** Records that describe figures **
::::
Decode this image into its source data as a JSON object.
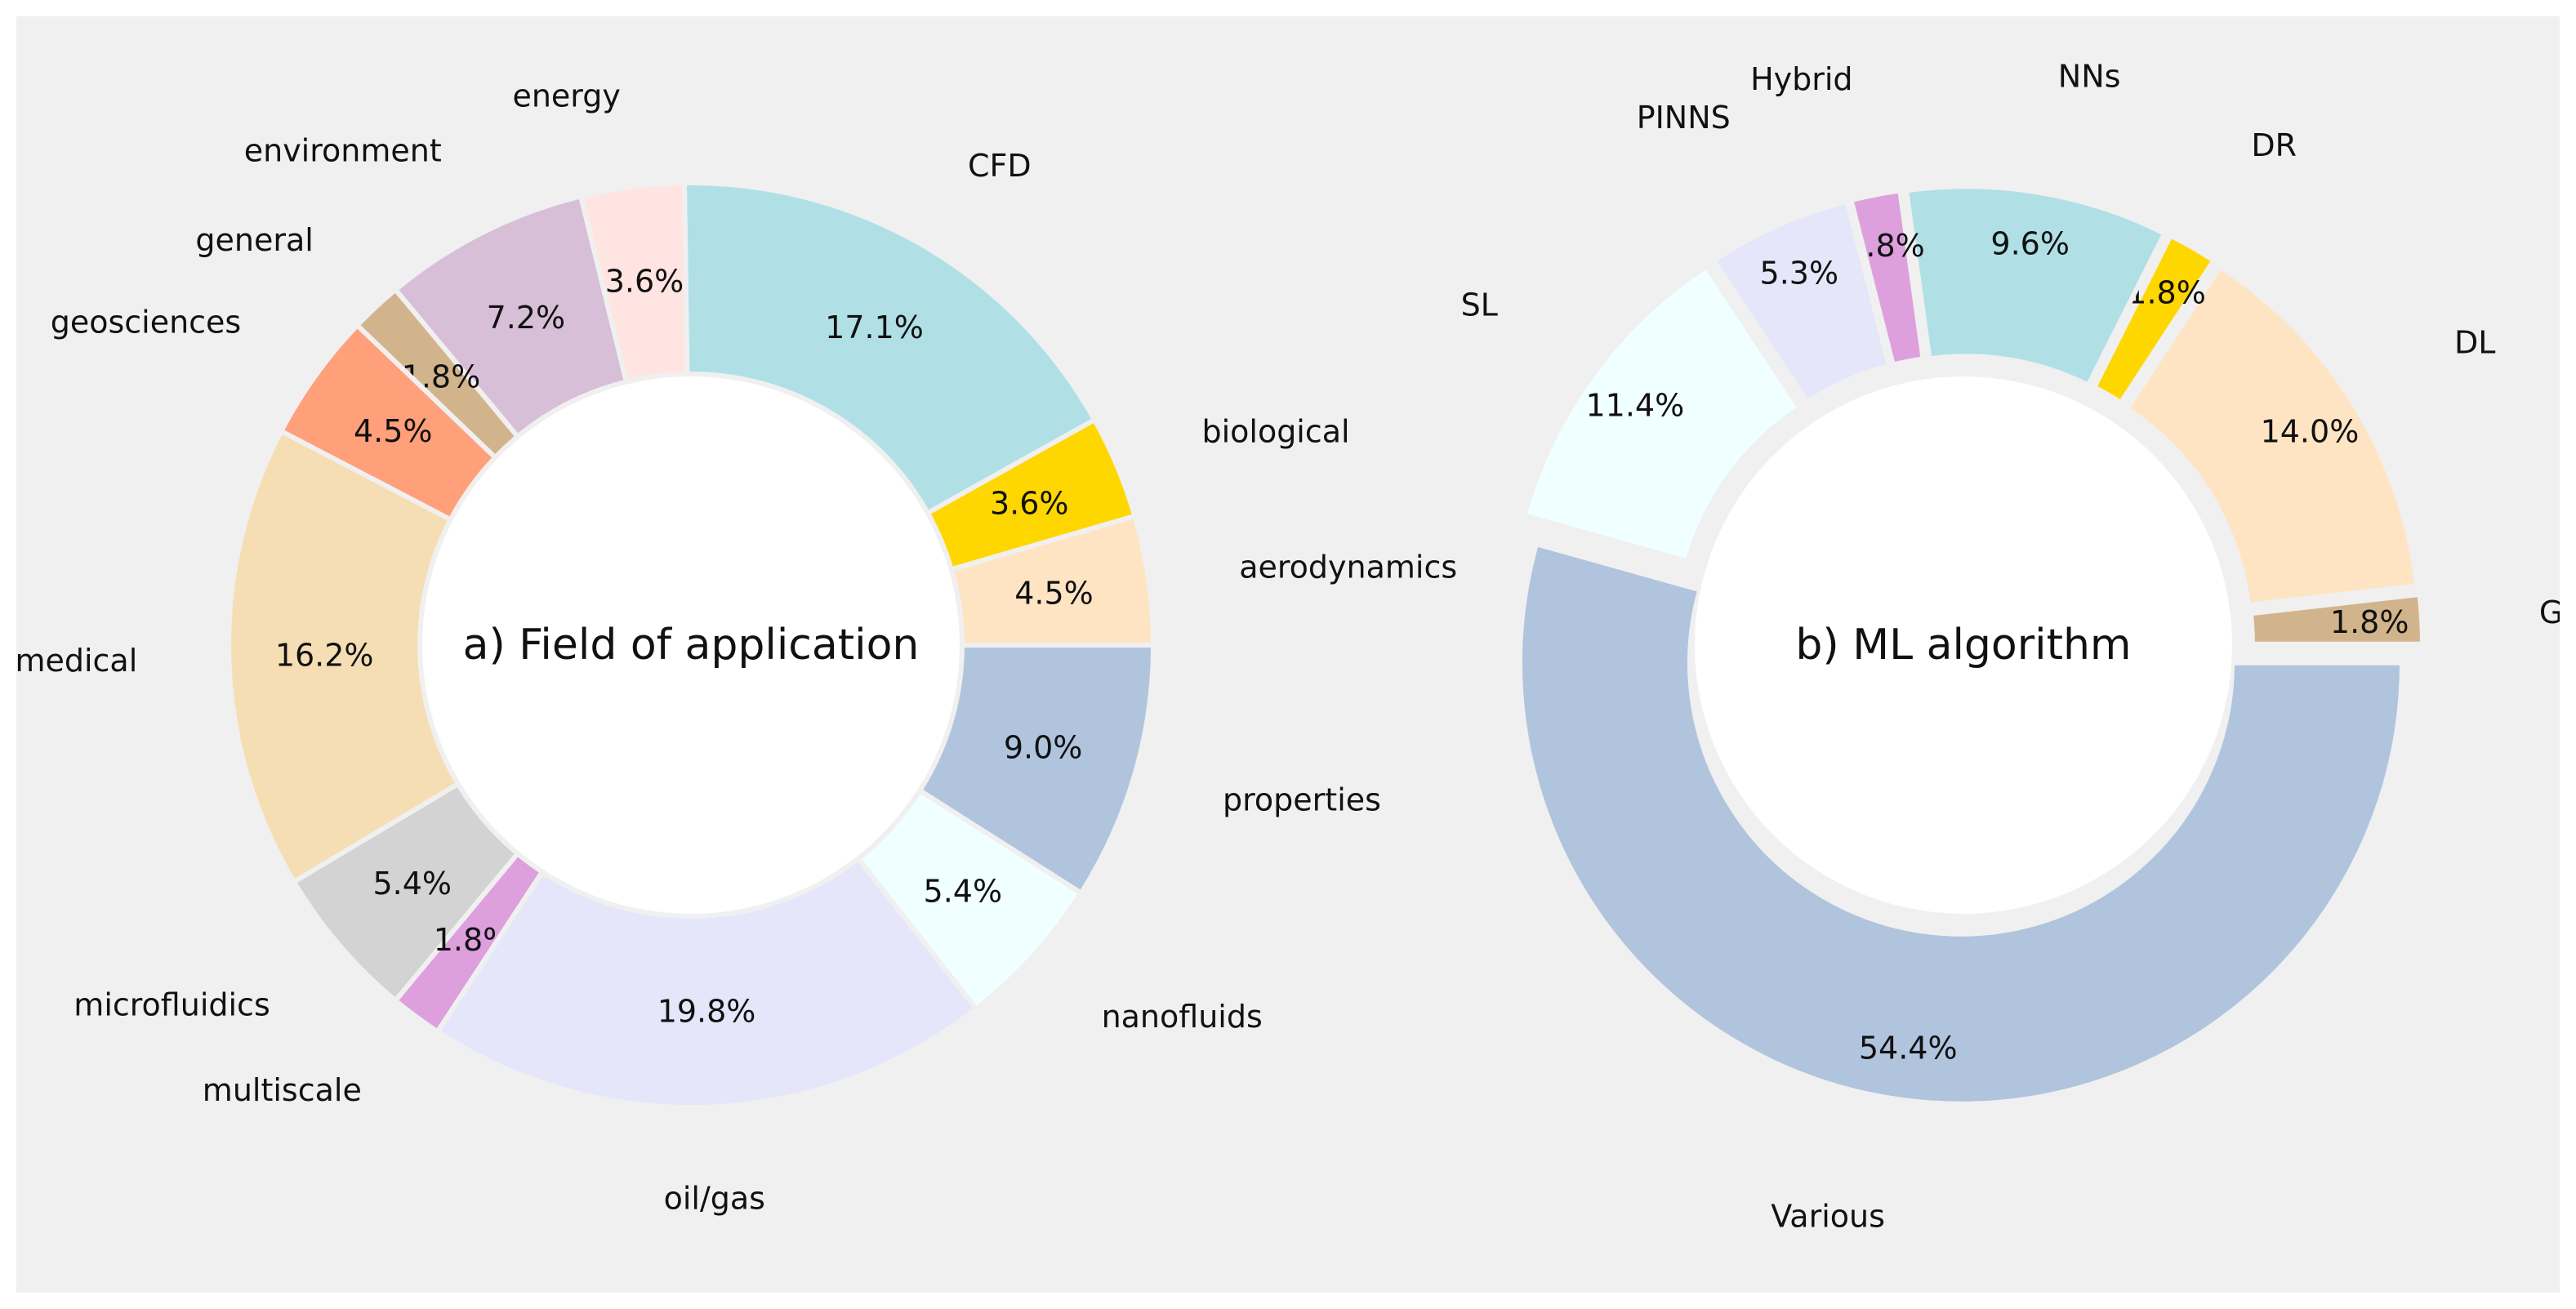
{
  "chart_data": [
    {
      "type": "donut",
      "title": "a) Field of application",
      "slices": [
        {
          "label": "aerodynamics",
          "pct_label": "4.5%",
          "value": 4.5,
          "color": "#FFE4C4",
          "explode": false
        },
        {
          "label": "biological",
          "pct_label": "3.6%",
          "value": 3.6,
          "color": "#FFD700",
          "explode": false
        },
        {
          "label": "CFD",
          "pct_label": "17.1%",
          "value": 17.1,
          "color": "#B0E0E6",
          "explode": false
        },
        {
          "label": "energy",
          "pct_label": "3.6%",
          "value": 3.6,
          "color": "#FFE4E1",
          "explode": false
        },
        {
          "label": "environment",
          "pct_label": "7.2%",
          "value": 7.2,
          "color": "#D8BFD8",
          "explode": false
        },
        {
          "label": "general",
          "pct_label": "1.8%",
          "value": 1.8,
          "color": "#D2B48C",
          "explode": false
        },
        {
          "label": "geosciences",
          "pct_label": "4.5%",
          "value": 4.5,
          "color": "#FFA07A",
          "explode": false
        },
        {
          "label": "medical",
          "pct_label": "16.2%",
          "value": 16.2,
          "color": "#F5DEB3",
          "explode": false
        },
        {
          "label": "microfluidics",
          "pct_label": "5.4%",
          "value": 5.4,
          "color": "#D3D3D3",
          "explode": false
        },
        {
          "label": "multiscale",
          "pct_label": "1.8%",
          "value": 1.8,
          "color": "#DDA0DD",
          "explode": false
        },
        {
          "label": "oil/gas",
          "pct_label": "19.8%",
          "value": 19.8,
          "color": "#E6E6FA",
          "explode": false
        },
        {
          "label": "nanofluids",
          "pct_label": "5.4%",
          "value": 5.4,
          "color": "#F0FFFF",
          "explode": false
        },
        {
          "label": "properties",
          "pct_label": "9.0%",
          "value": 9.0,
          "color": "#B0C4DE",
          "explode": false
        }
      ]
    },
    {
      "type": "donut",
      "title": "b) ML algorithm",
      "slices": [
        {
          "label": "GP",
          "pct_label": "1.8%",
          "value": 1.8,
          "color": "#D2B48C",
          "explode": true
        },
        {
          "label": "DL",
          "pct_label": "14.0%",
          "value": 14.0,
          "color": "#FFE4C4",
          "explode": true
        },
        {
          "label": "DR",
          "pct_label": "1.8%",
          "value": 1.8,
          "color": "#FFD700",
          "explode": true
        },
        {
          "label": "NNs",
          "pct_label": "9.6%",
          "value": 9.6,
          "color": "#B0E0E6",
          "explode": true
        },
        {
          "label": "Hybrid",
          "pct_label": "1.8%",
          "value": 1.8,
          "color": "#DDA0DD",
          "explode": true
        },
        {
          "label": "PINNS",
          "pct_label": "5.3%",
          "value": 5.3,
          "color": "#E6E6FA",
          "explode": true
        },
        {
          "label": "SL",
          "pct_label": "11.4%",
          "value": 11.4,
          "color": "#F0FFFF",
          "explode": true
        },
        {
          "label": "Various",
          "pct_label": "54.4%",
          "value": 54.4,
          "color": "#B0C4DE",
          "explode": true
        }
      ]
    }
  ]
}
::::
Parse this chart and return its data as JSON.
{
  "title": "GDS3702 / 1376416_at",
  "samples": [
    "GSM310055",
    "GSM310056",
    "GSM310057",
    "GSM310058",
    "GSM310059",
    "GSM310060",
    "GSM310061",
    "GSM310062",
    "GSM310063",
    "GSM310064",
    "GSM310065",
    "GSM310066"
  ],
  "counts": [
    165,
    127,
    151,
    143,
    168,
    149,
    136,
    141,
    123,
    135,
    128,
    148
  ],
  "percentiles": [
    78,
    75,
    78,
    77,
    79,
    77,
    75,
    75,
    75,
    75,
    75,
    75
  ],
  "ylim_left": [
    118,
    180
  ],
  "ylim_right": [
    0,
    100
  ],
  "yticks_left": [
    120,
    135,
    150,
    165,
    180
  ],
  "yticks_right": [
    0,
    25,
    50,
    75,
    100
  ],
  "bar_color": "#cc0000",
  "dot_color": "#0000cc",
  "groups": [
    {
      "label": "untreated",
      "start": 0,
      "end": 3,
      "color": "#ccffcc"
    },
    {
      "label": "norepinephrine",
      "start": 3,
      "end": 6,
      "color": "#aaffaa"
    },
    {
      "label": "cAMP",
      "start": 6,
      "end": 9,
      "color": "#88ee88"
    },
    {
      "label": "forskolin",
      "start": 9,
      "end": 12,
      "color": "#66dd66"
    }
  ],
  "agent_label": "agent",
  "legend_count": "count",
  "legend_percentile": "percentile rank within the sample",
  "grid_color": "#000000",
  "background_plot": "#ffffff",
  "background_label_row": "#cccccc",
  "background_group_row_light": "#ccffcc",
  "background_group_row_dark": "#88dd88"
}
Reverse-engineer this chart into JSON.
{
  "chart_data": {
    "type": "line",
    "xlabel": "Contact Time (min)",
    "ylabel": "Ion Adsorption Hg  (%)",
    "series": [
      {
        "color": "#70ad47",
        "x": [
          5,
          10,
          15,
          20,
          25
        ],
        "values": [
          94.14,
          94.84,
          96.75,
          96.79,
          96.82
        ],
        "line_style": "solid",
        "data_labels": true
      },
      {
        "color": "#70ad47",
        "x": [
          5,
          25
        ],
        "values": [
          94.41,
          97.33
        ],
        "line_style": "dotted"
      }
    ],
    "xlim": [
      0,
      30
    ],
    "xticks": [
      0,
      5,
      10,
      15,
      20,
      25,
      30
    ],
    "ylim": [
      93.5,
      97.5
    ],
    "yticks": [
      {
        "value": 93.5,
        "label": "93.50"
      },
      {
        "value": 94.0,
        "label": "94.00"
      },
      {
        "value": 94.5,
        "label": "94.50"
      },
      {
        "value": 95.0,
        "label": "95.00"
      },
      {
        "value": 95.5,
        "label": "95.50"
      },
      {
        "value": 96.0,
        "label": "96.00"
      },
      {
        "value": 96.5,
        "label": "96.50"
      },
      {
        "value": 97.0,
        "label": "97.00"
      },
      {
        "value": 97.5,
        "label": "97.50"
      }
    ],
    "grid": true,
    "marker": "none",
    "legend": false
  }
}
::::
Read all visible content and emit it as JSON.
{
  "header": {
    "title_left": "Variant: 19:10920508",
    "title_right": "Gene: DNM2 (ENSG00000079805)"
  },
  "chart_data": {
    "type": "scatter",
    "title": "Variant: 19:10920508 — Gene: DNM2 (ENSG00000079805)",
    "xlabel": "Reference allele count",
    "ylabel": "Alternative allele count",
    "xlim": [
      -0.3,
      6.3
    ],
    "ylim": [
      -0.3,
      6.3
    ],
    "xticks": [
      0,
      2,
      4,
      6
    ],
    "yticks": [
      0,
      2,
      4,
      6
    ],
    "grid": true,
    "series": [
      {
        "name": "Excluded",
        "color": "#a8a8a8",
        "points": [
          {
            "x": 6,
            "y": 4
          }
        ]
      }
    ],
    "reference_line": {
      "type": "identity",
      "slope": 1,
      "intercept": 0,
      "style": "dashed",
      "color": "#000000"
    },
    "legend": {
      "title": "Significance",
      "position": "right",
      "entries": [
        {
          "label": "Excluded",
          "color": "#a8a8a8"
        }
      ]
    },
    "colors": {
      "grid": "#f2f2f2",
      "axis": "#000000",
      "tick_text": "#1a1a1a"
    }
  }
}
::::
** WRITTEN REQUEST **
From the entries, report each line that includes the word "type".

** SOLUTION TO THIS PROBLEM **
      "type": "donut",
      "type": "donut",
    "type": "line",
    "type": "scatter",
      "type": "identity",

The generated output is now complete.